DATA FOR THE TASK.
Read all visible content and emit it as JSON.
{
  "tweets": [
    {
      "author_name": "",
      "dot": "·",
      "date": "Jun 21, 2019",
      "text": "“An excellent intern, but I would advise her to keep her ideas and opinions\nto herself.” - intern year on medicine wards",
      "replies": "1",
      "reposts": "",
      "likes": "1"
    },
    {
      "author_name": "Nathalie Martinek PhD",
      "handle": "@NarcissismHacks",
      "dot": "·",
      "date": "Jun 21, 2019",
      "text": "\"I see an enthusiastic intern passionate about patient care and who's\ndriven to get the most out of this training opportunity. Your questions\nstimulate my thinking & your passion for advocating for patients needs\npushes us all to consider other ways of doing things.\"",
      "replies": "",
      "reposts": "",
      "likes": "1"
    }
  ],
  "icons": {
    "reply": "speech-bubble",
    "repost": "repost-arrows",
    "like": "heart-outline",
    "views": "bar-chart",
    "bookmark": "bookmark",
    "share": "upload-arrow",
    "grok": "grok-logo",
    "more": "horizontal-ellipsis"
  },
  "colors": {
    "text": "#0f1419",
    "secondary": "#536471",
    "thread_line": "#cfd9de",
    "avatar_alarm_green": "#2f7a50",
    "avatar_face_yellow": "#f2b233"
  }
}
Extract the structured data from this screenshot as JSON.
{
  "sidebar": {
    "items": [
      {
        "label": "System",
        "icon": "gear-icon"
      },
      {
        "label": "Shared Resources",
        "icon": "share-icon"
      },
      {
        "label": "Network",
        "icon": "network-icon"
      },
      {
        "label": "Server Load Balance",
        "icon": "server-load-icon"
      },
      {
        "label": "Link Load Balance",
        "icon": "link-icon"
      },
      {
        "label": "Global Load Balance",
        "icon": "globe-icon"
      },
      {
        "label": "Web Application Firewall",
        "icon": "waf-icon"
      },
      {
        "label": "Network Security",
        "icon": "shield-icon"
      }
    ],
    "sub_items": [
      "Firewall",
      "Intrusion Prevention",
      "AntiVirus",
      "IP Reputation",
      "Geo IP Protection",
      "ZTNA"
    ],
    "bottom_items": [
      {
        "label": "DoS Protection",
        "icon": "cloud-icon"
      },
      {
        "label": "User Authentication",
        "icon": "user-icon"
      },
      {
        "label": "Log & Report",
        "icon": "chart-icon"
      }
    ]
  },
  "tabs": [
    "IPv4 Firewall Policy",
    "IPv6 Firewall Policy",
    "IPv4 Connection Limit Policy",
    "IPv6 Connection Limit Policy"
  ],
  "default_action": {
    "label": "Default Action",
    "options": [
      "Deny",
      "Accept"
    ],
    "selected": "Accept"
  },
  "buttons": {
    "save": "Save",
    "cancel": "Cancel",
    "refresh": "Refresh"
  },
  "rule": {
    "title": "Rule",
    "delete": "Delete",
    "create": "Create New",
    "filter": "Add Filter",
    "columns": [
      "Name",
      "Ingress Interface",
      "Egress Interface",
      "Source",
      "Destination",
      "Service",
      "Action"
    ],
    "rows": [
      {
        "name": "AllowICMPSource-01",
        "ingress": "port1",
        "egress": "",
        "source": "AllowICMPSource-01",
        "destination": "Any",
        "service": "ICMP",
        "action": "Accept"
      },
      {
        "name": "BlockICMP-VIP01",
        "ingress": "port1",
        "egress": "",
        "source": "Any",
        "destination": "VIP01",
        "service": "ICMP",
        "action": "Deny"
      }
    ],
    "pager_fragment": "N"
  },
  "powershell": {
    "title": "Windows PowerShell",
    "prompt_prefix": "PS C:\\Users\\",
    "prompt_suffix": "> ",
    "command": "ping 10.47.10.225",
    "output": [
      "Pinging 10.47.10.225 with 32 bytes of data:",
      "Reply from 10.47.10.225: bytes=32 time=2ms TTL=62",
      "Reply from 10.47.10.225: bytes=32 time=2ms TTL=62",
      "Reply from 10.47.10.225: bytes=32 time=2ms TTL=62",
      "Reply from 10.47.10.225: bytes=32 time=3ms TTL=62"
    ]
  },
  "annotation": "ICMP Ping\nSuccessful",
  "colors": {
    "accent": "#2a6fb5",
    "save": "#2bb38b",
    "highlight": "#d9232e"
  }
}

ABOUT THIS EXERCISE. All of the listing above should be restated word for word.

REPLY TO THE EXERCISE.
Read all visible content and emit it as JSON.
{
  "tweets": [
    {
      "author_name": "",
      "dot": "·",
      "date": "Jun 21, 2019",
      "text": "“An excellent intern, but I would advise her to keep her ideas and opinions\nto herself.” - intern year on medicine wards",
      "replies": "1",
      "reposts": "",
      "likes": "1"
    },
    {
      "author_name": "Nathalie Martinek PhD",
      "handle": "@NarcissismHacks",
      "dot": "·",
      "date": "Jun 21, 2019",
      "text": "\"I see an enthusiastic intern passionate about patient care and who's\ndriven to get the most out of this training opportunity. Your questions\nstimulate my thinking & your passion for advocating for patients needs\npushes us all to consider other ways of doing things.\"",
      "replies": "",
      "reposts": "",
      "likes": "1"
    }
  ],
  "icons": {
    "reply": "speech-bubble",
    "repost": "repost-arrows",
    "like": "heart-outline",
    "views": "bar-chart",
    "bookmark": "bookmark",
    "share": "upload-arrow",
    "grok": "grok-logo",
    "more": "horizontal-ellipsis"
  },
  "colors": {
    "text": "#0f1419",
    "secondary": "#536471",
    "thread_line": "#cfd9de",
    "avatar_alarm_green": "#2f7a50",
    "avatar_face_yellow": "#f2b233"
  }
}
Extract the structured data from this screenshot as JSON.
{
  "sidebar": {
    "items": [
      {
        "label": "System",
        "icon": "gear-icon"
      },
      {
        "label": "Shared Resources",
        "icon": "share-icon"
      },
      {
        "label": "Network",
        "icon": "network-icon"
      },
      {
        "label": "Server Load Balance",
        "icon": "server-load-icon"
      },
      {
        "label": "Link Load Balance",
        "icon": "link-icon"
      },
      {
        "label": "Global Load Balance",
        "icon": "globe-icon"
      },
      {
        "label": "Web Application Firewall",
        "icon": "waf-icon"
      },
      {
        "label": "Network Security",
        "icon": "shield-icon"
      }
    ],
    "sub_items": [
      "Firewall",
      "Intrusion Prevention",
      "AntiVirus",
      "IP Reputation",
      "Geo IP Protection",
      "ZTNA"
    ],
    "bottom_items": [
      {
        "label": "DoS Protection",
        "icon": "cloud-icon"
      },
      {
        "label": "User Authentication",
        "icon": "user-icon"
      },
      {
        "label": "Log & Report",
        "icon": "chart-icon"
      }
    ]
  },
  "tabs": [
    "IPv4 Firewall Policy",
    "IPv6 Firewall Policy",
    "IPv4 Connection Limit Policy",
    "IPv6 Connection Limit Policy"
  ],
  "default_action": {
    "label": "Default Action",
    "options": [
      "Deny",
      "Accept"
    ],
    "selected": "Accept"
  },
  "buttons": {
    "save": "Save",
    "cancel": "Cancel",
    "refresh": "Refresh"
  },
  "rule": {
    "title": "Rule",
    "delete": "Delete",
    "create": "Create New",
    "filter": "Add Filter",
    "columns": [
      "Name",
      "Ingress Interface",
      "Egress Interface",
      "Source",
      "Destination",
      "Service",
      "Action"
    ],
    "rows": [
      {
        "name": "AllowICMPSource-01",
        "ingress": "port1",
        "egress": "",
        "source": "AllowICMPSource-01",
        "destination": "Any",
        "service": "ICMP",
        "action": "Accept"
      },
      {
        "name": "BlockICMP-VIP01",
        "ingress": "port1",
        "egress": "",
        "source": "Any",
        "destination": "VIP01",
        "service": "ICMP",
        "action": "Deny"
      }
    ],
    "pager_fragment": "N"
  },
  "powershell": {
    "title": "Windows PowerShell",
    "prompt_prefix": "PS C:\\Users\\",
    "prompt_suffix": "> ",
    "command": "ping 10.47.10.225",
    "output": [
      "Pinging 10.47.10.225 with 32 bytes of data:",
      "Reply from 10.47.10.225: bytes=32 time=2ms TTL=62",
      "Reply from 10.47.10.225: bytes=32 time=2ms TTL=62",
      "Reply from 10.47.10.225: bytes=32 time=2ms TTL=62",
      "Reply from 10.47.10.225: bytes=32 time=3ms TTL=62"
    ]
  },
  "annotation": "ICMP Ping\nSuccessful",
  "colors": {
    "accent": "#2a6fb5",
    "save": "#2bb38b",
    "highlight": "#d9232e"
  }
}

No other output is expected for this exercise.